**SET PROBLEM 1**: From the amendment text, list every provision reference that comes right after the item numbers 20 through 24.

20 Paragraph 269SA(2)(c) Omit "28 days before", substitute "on the day on
which". 21 Subparagraph 269SB(1)(b)(ii) Omit "had occurred 28 days before",
substitute "were the day on which". 22 Paragraph 269SC(1)(b) Omit "had
occurred 28 days before an application for that TCO were lodged", substitute
"were the day on which the application for that TCO was lodged". 23 Paragraph
269SC(4)(b) Omit "a day occurring 28 days before", substitute "the day of
lodgment of". 24 Before subsection 269SD(1) Insert:

(1AA) If:

   (a)  a TCO is in force on a particular day; and

   (b)  the CEO believes that if:

        (i)    the TCO were not in force on that day; and

        (ii)   that day were the day on which the application for the TCO was
               lodged;
the CEO would not have made the TCO; the CEO may, not later than 14 days after
that day, publish a notice in the Gazette:

   (c)  declaring his or her intention, subject to subsection (1AB), to make
        an order revoking the TCO with effect from that particular day (the
        intended revocation day); and

   (d)  inviting any person who might be affected by the revocation of that
        TCO to give a written submission to the CEO within 28 days of the
        notice concerning the proposed revocation.

**DATASET EXTRACT**:
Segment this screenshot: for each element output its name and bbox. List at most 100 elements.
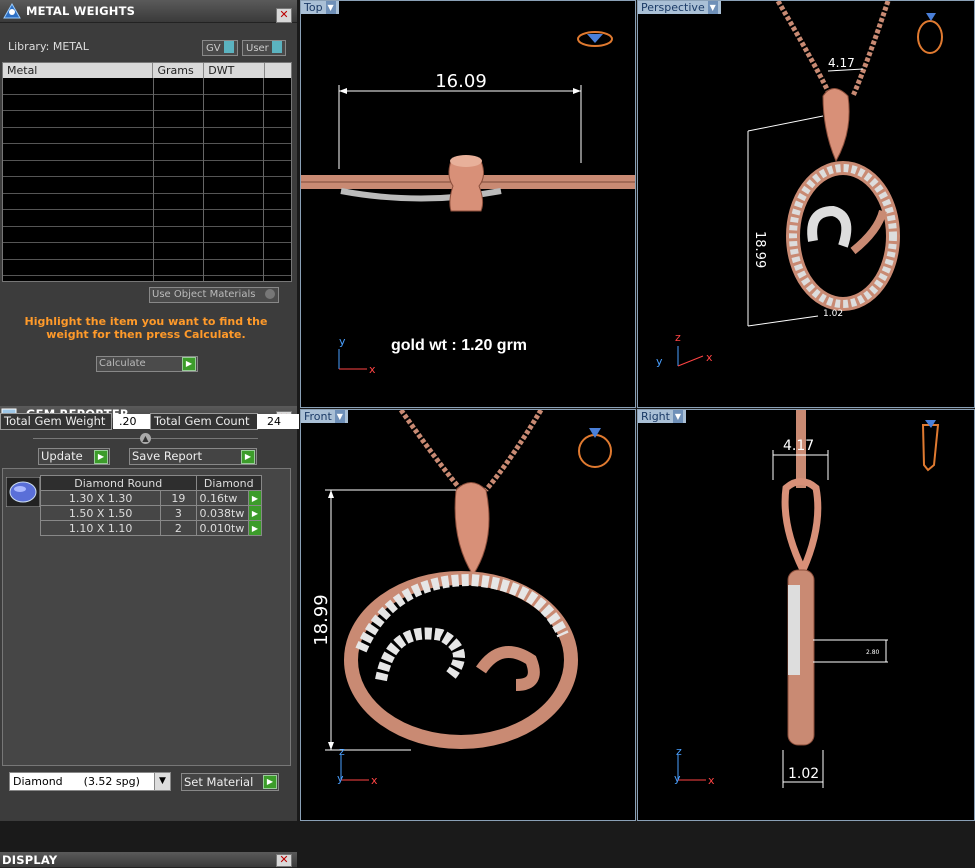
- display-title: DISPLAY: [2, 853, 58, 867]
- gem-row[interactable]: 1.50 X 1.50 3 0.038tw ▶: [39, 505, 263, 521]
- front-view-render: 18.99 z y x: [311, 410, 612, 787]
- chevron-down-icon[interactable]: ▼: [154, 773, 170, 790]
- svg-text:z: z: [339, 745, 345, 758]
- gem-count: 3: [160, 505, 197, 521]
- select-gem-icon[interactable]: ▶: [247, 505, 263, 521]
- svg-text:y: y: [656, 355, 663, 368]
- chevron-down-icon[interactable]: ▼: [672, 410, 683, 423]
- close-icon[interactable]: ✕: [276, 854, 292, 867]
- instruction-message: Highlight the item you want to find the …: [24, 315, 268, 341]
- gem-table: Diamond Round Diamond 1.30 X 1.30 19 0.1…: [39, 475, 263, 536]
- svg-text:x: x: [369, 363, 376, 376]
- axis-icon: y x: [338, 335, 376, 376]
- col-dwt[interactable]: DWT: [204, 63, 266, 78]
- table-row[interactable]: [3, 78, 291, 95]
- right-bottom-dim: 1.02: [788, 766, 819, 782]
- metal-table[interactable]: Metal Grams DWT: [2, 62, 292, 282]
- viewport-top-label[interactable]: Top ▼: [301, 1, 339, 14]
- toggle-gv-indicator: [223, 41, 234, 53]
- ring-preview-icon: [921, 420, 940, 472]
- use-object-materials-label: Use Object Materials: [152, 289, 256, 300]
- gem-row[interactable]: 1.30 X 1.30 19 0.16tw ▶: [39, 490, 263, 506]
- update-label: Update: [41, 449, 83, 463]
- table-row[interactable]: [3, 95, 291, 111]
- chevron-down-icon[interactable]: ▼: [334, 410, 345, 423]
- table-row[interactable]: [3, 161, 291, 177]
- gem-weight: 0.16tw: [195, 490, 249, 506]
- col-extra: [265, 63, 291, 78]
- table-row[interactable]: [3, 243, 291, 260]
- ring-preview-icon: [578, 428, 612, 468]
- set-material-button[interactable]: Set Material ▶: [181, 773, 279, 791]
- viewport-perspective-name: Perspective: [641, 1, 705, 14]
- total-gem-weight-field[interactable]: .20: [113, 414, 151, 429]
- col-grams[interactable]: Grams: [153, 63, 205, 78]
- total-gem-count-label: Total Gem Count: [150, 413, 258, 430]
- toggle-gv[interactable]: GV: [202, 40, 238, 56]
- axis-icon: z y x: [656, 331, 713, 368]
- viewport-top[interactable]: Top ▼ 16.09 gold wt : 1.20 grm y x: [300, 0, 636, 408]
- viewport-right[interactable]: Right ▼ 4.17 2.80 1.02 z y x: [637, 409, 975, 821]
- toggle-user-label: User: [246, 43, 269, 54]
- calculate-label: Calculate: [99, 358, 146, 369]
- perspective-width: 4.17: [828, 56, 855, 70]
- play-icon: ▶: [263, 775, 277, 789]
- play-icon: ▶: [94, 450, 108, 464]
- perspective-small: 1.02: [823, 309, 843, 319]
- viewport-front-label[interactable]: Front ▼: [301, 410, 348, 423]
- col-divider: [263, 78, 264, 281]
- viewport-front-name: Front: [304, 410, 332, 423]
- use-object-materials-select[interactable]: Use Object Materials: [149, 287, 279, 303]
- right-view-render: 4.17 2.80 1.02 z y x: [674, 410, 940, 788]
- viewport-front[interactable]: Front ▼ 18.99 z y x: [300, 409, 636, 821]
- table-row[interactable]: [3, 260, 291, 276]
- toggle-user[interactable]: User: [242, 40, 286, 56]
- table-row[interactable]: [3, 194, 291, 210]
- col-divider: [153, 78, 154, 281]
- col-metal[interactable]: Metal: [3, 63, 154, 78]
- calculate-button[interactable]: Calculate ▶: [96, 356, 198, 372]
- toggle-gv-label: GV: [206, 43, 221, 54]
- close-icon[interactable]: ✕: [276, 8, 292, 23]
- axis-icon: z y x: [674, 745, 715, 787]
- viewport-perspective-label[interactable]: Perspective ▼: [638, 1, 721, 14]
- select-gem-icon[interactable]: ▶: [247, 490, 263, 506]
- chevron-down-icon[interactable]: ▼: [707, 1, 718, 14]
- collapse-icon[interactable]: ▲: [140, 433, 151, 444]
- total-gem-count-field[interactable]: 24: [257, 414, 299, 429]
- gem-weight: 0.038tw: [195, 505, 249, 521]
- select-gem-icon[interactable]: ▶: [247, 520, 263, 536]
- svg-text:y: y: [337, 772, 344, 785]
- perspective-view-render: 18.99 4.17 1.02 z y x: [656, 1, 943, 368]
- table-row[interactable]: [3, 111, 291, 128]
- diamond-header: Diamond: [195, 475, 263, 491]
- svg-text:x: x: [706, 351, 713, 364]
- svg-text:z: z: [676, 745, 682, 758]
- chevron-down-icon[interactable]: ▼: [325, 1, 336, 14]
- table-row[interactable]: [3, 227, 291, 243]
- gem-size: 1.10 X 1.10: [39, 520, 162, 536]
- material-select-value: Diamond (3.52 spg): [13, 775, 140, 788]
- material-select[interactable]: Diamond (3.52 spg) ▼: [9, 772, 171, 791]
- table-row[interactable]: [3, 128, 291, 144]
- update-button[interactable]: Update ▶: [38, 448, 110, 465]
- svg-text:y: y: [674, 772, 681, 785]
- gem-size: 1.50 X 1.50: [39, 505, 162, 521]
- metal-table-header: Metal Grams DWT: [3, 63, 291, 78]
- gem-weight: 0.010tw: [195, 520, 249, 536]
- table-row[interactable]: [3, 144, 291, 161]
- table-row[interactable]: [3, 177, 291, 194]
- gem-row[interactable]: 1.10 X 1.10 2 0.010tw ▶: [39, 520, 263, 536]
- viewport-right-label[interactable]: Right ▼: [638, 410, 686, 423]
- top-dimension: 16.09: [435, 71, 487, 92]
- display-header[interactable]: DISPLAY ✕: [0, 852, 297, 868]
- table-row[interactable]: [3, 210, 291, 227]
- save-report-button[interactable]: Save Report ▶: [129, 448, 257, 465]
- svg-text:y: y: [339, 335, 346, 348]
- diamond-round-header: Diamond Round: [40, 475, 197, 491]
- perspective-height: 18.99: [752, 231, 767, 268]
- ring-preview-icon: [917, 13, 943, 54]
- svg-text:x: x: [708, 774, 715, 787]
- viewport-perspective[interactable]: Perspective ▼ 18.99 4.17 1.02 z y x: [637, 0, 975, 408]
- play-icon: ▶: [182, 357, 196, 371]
--
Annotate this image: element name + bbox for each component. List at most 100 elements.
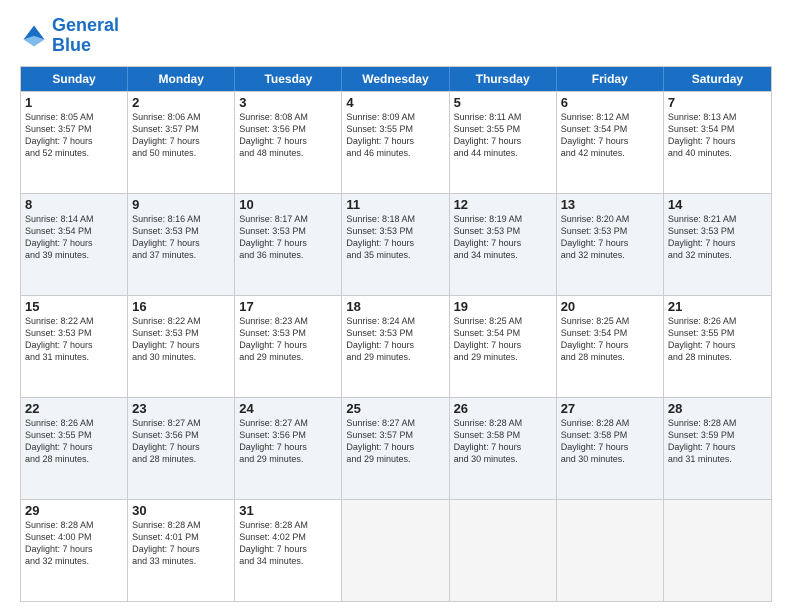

**SET PROBLEM 2**: Please duplicate the listing lines between the line holding "Segment this screenshot: for" and the line holding "- chevron-down-icon[interactable]: ▼: [672, 410, 683, 423]", inclusive, and leave the picture out.

**EXERCISE ANSWER 1**:
Paragraph 269SA(2)(c)
Subparagraph 269SB(1)(b)(ii)
Paragraph 269SC(1)(b)
Paragraph 269SC(4)(b)
Subsection 269SD(1)

**EXERCISE ANSWER 2**:
Segment this screenshot: for each element output its name and bbox. List at most 100 elements.
- display-title: DISPLAY: [2, 853, 58, 867]
- gem-row[interactable]: 1.50 X 1.50 3 0.038tw ▶: [39, 505, 263, 521]
- front-view-render: 18.99 z y x: [311, 410, 612, 787]
- chevron-down-icon[interactable]: ▼: [154, 773, 170, 790]
- svg-text:z: z: [339, 745, 345, 758]
- gem-count: 3: [160, 505, 197, 521]
- select-gem-icon[interactable]: ▶: [247, 505, 263, 521]
- svg-text:y: y: [656, 355, 663, 368]
- chevron-down-icon[interactable]: ▼: [672, 410, 683, 423]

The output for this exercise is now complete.